- **REQUIREMENT**: The exercise asks for every line of the data to be reproduced exactly.

- **RECORDS FOR THE EXERCISE**:
►

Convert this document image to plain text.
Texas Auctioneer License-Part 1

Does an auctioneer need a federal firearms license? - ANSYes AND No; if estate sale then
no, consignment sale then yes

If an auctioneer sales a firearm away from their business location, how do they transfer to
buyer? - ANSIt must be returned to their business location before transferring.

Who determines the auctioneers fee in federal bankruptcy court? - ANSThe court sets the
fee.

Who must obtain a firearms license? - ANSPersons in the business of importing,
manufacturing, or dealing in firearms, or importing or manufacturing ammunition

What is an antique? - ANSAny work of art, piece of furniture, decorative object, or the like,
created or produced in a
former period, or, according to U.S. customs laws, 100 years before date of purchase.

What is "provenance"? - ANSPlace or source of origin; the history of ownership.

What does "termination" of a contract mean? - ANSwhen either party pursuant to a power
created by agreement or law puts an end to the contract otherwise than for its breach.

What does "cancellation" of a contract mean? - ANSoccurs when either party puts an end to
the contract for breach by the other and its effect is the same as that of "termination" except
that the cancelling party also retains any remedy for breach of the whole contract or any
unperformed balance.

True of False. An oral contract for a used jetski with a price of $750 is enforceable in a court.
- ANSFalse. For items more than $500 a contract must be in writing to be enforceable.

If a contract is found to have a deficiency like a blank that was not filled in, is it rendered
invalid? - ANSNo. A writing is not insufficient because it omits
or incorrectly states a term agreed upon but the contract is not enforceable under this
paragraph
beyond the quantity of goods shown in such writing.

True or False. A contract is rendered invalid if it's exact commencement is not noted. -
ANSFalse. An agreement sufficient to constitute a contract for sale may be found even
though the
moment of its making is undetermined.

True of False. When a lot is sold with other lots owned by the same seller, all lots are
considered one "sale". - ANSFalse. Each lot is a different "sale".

◄

- **COMPLETE ANSWER**:
Convert this document image to plain text.
Texas Auctioneer License-Part 1

Does an auctioneer need a federal firearms license? - ANSYes AND No; if estate sale then
no, consignment sale then yes

If an auctioneer sales a firearm away from their business location, how do they transfer to
buyer? - ANSIt must be returned to their business location before transferring.

Who determines the auctioneers fee in federal bankruptcy court? - ANSThe court sets the
fee.

Who must obtain a firearms license? - ANSPersons in the business of importing,
manufacturing, or dealing in firearms, or importing or manufacturing ammunition

What is an antique? - ANSAny work of art, piece of furniture, decorative object, or the like,
created or produced in a
former period, or, according to U.S. customs laws, 100 years before date of purchase.

What is "provenance"? - ANSPlace or source of origin; the history of ownership.

What does "termination" of a contract mean? - ANSwhen either party pursuant to a power
created by agreement or law puts an end to the contract otherwise than for its breach.

What does "cancellation" of a contract mean? - ANSoccurs when either party puts an end to
the contract for breach by the other and its effect is the same as that of "termination" except
that the cancelling party also retains any remedy for breach of the whole contract or any
unperformed balance.

True of False. An oral contract for a used jetski with a price of $750 is enforceable in a court.
- ANSFalse. For items more than $500 a contract must be in writing to be enforceable.

If a contract is found to have a deficiency like a blank that was not filled in, is it rendered
invalid? - ANSNo. A writing is not insufficient because it omits
or incorrectly states a term agreed upon but the contract is not enforceable under this
paragraph
beyond the quantity of goods shown in such writing.

True or False. A contract is rendered invalid if it's exact commencement is not noted. -
ANSFalse. An agreement sufficient to constitute a contract for sale may be found even
though the
moment of its making is undetermined.

True of False. When a lot is sold with other lots owned by the same seller, all lots are
considered one "sale". - ANSFalse. Each lot is a different "sale".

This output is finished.